# Requirements
Render every line of the items below as a Markdown table with the columns "Row" and "Line," skipping blank lines. Leave the pictures out of the table.

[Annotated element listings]
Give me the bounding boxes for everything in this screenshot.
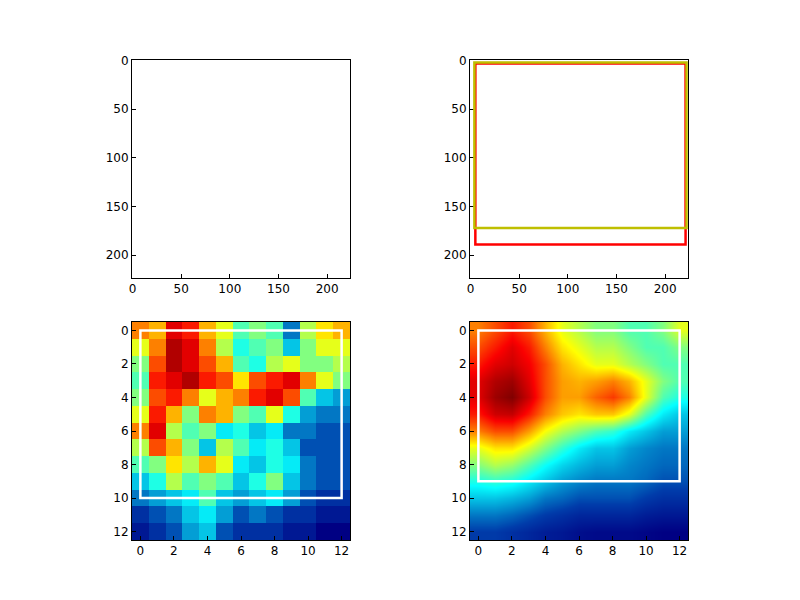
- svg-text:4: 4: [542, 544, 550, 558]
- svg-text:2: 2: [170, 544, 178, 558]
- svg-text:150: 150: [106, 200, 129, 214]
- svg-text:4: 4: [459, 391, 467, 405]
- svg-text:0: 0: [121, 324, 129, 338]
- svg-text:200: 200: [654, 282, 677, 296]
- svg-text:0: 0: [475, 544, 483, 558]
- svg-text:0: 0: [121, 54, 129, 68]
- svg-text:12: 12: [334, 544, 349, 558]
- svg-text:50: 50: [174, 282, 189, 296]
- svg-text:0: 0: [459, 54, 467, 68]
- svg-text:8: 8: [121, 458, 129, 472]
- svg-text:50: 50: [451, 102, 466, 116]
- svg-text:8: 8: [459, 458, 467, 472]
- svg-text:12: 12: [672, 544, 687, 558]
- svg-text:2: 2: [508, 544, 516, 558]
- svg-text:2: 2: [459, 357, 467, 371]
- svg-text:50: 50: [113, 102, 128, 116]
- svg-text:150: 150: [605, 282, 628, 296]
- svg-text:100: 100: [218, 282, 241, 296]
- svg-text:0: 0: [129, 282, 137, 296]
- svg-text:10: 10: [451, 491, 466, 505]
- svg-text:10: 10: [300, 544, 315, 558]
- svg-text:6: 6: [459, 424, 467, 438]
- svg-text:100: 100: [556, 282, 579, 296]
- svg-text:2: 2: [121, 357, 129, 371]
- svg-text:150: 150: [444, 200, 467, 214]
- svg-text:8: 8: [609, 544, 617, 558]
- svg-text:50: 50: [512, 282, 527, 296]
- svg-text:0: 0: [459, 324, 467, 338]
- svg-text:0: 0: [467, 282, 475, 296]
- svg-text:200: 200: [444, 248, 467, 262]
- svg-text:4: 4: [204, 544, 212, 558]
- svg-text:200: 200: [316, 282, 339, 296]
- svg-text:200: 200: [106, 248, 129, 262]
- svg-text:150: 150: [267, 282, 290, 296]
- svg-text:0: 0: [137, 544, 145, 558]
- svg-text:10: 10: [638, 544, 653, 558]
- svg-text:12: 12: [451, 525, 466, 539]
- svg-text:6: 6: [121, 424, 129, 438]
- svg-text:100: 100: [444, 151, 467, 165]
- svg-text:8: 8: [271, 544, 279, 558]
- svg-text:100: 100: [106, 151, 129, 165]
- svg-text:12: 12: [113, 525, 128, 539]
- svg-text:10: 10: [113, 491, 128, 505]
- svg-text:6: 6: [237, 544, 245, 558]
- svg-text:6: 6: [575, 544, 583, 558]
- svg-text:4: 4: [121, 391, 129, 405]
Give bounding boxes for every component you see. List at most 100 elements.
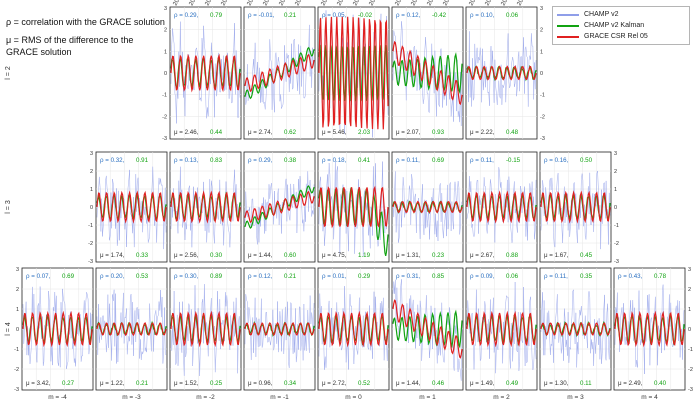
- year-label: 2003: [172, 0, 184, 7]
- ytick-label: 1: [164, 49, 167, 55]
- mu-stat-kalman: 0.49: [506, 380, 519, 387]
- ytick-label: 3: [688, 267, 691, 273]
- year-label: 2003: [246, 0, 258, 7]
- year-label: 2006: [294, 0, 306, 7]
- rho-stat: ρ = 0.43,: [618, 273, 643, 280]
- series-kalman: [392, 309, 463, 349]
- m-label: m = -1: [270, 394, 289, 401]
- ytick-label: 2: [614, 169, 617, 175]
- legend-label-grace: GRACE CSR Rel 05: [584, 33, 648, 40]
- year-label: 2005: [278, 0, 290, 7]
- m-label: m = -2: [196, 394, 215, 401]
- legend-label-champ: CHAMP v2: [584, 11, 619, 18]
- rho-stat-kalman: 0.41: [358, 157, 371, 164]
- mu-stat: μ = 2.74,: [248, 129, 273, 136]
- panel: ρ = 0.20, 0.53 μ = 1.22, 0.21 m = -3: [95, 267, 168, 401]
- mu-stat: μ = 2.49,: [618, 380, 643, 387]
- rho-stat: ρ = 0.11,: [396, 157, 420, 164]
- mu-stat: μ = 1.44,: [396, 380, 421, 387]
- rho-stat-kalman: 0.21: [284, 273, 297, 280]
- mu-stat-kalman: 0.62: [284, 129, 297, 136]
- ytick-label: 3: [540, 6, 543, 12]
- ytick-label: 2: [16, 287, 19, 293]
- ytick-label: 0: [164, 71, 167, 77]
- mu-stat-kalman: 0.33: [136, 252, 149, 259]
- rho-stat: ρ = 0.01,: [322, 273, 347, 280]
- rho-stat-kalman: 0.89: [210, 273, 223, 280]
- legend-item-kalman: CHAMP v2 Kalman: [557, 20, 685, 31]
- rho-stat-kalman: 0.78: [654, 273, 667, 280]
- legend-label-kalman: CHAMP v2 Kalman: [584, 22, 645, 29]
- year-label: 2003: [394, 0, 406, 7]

# Task solution
| Row | Line |
|---|---|
| 1 | Give me the bounding boxes for everything in this screenshot. |
| 2 | - svg-text:4: 4: [542, 544, 550, 558] |
| 3 | - svg-text:2: 2: [170, 544, 178, 558] |
| 4 | - svg-text:150: 150: [106, 200, 129, 214] |
| 5 | - svg-text:4: 4: [459, 391, 467, 405] |
| 6 | - svg-text:0: 0: [121, 324, 129, 338] |
| 7 | - svg-text:200: 200: [654, 282, 677, 296] |
| 8 | - svg-text:0: 0: [475, 544, 483, 558] |
| 9 | - svg-text:0: 0: [121, 54, 129, 68] |
| 10 | - svg-text:12: 12: [334, 544, 349, 558] |
| 11 | - svg-text:50: 50: [174, 282, 189, 296] |
| 12 | - svg-text:0: 0: [459, 54, 467, 68] |
| 13 | - svg-text:8: 8: [121, 458, 129, 472] |
| 14 | - svg-text:50: 50: [451, 102, 466, 116] |
| 15 | - svg-text:8: 8: [459, 458, 467, 472] |
| 16 | - svg-text:12: 12: [672, 544, 687, 558] |
| 17 | - svg-text:2: 2: [508, 544, 516, 558] |
| 18 | - svg-text:2: 2: [459, 357, 467, 371] |
| 19 | - svg-text:50: 50: [113, 102, 128, 116] |
| 20 | - svg-text:150: 150: [605, 282, 628, 296] |
| 21 | - svg-text:100: 100: [218, 282, 241, 296] |
| 22 | - svg-text:0: 0: [129, 282, 137, 296] |
| 23 | - svg-text:10: 10: [451, 491, 466, 505] |
| 24 | - svg-text:10: 10: [300, 544, 315, 558] |
| 25 | - svg-text:6: 6: [459, 424, 467, 438] |
| 26 | - svg-text:100: 100: [556, 282, 579, 296] |
| 27 | - svg-text:2: 2: [121, 357, 129, 371] |
| 28 | - svg-text:150: 150: [444, 200, 467, 214] |
| 29 | - svg-text:8: 8: [609, 544, 617, 558] |
| 30 | - svg-text:50: 50: [512, 282, 527, 296] |
| 31 | - svg-text:0: 0: [459, 324, 467, 338] |
| 32 | - svg-text:0: 0: [467, 282, 475, 296] |
| 33 | - svg-text:200: 200: [444, 248, 467, 262] |
| 34 | - svg-text:4: 4: [204, 544, 212, 558] |
| 35 | - svg-text:200: 200: [316, 282, 339, 296] |
| 36 | - svg-text:200: 200: [106, 248, 129, 262] |
| 37 | - svg-text:150: 150: [267, 282, 290, 296] |
| 38 | - svg-text:0: 0: [137, 544, 145, 558] |
| 39 | - svg-text:10: 10: [638, 544, 653, 558] |
| 40 | - svg-text:12: 12: [451, 525, 466, 539] |
| 41 | - svg-text:6: 6: [121, 424, 129, 438] |
| 42 | - svg-text:100: 100: [444, 151, 467, 165] |
| 43 | - svg-text:8: 8: [271, 544, 279, 558] |
| 44 | - svg-text:100: 100: [106, 151, 129, 165] |
| 45 | - svg-text:12: 12: [113, 525, 128, 539] |
| 46 | - svg-text:10: 10: [113, 491, 128, 505] |
| 47 | - svg-text:6: 6: [237, 544, 245, 558] |
| 48 | - svg-text:6: 6: [575, 544, 583, 558] |
| 49 | - svg-text:4: 4: [121, 391, 129, 405] |
| 50 | Give bounding boxes for every component you see. List at most 100 elements. |
| 51 | - year-label: 2003: [172, 0, 184, 7] |
| 52 | - ytick-label: 1: [164, 49, 167, 55] |
| 53 | - mu-stat-kalman: 0.49: [506, 380, 519, 387] |
| 54 | - ytick-label: 3: [688, 267, 691, 273] |
| 55 | - year-label: 2003: [246, 0, 258, 7] |
| 56 | - year-label: 2006: [294, 0, 306, 7] |
| 57 | - rho-stat: ρ = 0.43,: [618, 273, 643, 280] |
| 58 | - series-kalman: [392, 309, 463, 349] |
| 59 | - m-label: m = -1: [270, 394, 289, 401] |
| 60 | - ytick-label: 2: [614, 169, 617, 175] |
| 61 | - legend-label-grace: GRACE CSR Rel 05: [584, 33, 648, 40] |
| 62 | - year-label: 2005: [278, 0, 290, 7] |
| 63 | - m-label: m = -2: [196, 394, 215, 401] |
| 64 | - legend-label-champ: CHAMP v2: [584, 11, 619, 18] |
| 65 | - rho-stat-kalman: 0.41: [358, 157, 371, 164] |
| 66 | - mu-stat: μ = 2.74,: [248, 129, 273, 136] |
| 67 | - panel: ρ = 0.20, 0.53 μ = 1.22, 0.21 m = -3: [95, 267, 168, 401] |
| 68 | - mu-stat: μ = 2.49,: [618, 380, 643, 387] |
| 69 | - rho-stat: ρ = 0.11,: [396, 157, 420, 164] |
| 70 | - mu-stat: μ = 1.44,: [396, 380, 421, 387] |
| 71 | - rho-stat-kalman: 0.21: [284, 273, 297, 280] |
| 72 | - mu-stat-kalman: 0.62: [284, 129, 297, 136] |
| 73 | - ytick-label: 3: [540, 6, 543, 12] |
| 74 | - ytick-label: 2: [16, 287, 19, 293] |
| 75 | - ytick-label: 0: [164, 71, 167, 77] |
| 76 | - mu-stat-kalman: 0.33: [136, 252, 149, 259] |
| 77 | - rho-stat: ρ = 0.01,: [322, 273, 347, 280] |
| 78 | - rho-stat-kalman: 0.89: [210, 273, 223, 280] |
| 79 | - legend-item-kalman: CHAMP v2 Kalman: [557, 20, 685, 31] |
| 80 | - rho-stat-kalman: 0.78: [654, 273, 667, 280] |
| 81 | - legend-label-kalman: CHAMP v2 Kalman: [584, 22, 645, 29] |
| 82 | - year-label: 2003: [394, 0, 406, 7] |